◆ **Request**: Scan the records for the string "abbr"; copy each line where it occurs.

Records from a data collection
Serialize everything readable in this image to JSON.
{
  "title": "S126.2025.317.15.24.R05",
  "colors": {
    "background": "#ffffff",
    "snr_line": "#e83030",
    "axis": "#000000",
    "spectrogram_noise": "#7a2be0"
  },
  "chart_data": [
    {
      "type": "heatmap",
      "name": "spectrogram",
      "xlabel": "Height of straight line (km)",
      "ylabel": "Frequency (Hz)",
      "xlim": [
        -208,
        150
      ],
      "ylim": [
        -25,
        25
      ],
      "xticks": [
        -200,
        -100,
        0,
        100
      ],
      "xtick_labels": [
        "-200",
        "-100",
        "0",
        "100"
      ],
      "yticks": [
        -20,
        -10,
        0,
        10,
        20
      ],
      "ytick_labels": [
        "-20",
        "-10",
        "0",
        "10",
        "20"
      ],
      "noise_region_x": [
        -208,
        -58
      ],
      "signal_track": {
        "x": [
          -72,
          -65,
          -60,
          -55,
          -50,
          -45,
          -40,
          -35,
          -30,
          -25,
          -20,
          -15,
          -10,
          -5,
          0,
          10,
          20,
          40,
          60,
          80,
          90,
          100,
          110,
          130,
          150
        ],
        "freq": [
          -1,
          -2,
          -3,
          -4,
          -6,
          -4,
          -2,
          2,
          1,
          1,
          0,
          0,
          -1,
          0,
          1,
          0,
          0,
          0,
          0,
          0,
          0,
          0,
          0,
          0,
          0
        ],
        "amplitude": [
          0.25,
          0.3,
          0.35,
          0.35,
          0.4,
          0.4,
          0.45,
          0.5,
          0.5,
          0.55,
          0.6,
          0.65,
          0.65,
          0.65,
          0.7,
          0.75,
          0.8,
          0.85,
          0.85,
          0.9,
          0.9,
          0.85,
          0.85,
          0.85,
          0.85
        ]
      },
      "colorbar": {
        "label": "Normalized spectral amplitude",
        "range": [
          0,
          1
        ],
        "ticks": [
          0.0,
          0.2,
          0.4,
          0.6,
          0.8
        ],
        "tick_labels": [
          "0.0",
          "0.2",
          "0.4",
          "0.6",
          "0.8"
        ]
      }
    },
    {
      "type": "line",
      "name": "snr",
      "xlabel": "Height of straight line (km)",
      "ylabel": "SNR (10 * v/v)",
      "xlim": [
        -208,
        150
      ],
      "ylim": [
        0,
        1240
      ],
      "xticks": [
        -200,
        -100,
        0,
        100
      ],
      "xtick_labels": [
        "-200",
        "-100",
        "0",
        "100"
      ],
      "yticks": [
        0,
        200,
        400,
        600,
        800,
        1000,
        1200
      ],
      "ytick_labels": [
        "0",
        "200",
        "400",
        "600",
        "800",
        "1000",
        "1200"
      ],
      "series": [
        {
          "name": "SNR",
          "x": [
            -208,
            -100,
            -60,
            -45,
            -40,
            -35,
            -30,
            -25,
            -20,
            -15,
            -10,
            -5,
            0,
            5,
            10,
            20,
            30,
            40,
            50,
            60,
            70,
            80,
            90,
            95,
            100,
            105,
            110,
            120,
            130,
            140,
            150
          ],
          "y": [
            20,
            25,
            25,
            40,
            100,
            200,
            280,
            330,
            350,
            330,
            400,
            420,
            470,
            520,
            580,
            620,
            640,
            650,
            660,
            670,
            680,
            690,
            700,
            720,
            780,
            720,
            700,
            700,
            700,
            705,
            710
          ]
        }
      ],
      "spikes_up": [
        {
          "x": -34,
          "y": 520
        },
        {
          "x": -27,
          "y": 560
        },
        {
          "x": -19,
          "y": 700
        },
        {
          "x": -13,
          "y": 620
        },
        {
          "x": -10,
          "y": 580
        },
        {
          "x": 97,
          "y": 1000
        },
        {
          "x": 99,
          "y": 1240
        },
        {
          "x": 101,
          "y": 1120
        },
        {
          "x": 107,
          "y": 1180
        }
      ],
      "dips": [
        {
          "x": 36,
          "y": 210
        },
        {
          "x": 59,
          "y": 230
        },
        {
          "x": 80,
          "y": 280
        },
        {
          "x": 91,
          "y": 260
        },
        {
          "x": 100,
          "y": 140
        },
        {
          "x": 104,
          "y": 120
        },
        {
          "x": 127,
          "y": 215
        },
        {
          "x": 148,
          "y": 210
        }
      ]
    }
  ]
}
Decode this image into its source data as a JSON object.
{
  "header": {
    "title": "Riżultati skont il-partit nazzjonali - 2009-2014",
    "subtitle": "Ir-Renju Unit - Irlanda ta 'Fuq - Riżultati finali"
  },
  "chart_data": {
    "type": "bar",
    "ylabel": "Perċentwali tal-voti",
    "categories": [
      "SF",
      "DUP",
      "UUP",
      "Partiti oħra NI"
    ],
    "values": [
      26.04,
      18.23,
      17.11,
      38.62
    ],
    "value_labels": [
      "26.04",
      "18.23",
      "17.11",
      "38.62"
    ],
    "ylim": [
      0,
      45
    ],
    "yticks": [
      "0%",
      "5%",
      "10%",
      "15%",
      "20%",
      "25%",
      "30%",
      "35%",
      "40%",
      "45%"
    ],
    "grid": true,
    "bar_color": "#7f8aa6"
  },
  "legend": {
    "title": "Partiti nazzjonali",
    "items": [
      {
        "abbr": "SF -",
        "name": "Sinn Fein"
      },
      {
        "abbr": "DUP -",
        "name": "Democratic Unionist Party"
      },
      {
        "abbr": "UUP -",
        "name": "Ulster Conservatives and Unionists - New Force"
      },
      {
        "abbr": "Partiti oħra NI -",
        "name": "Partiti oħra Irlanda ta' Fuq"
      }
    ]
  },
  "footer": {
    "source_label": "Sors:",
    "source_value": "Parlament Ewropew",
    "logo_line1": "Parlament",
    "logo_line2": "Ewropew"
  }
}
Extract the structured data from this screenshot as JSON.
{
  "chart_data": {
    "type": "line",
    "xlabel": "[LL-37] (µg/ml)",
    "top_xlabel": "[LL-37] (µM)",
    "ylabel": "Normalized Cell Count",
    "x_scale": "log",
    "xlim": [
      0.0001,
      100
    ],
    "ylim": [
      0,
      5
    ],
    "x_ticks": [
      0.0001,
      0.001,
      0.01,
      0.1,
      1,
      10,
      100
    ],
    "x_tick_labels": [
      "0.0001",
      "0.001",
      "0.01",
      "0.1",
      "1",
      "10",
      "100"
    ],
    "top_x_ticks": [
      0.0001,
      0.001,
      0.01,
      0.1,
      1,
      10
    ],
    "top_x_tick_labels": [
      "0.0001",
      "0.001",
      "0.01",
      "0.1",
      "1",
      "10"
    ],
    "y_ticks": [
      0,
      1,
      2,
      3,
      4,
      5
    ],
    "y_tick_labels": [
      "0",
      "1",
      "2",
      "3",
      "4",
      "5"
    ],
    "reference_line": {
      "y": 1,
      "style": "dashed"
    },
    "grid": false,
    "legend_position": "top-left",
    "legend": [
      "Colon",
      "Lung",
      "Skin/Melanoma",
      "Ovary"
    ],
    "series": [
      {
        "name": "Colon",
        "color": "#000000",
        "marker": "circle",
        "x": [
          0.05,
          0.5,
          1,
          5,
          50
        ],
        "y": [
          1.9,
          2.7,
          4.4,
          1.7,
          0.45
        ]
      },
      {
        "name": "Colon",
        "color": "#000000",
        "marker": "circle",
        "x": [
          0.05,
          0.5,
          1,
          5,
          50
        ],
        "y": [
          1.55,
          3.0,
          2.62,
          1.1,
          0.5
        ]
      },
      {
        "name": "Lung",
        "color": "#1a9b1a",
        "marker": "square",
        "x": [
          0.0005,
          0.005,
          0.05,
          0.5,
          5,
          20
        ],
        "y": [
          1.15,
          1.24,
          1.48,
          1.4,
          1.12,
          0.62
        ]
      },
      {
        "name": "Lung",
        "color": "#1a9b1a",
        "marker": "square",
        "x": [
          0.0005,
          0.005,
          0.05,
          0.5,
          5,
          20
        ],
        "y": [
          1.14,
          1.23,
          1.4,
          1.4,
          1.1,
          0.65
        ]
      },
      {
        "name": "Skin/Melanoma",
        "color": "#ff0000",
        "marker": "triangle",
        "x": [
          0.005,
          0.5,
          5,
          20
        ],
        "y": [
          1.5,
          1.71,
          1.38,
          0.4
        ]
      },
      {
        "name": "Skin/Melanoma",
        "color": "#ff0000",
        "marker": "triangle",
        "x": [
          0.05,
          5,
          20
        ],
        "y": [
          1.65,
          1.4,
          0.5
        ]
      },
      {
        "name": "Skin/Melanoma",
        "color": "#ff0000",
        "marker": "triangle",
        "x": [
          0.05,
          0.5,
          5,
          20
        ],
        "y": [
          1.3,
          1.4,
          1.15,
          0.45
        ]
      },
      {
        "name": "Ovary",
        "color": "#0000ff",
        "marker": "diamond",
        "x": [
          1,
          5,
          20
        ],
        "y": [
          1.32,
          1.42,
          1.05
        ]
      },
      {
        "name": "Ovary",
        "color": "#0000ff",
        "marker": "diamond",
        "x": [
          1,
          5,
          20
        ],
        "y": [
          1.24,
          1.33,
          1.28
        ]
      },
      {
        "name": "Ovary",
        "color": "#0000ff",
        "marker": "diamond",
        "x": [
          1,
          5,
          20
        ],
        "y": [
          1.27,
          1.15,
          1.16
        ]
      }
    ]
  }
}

◆ **Exercise response**:
        "abbr": "SF -",
        "abbr": "DUP -",
        "abbr": "UUP -",
        "abbr": "Partiti oħra NI -",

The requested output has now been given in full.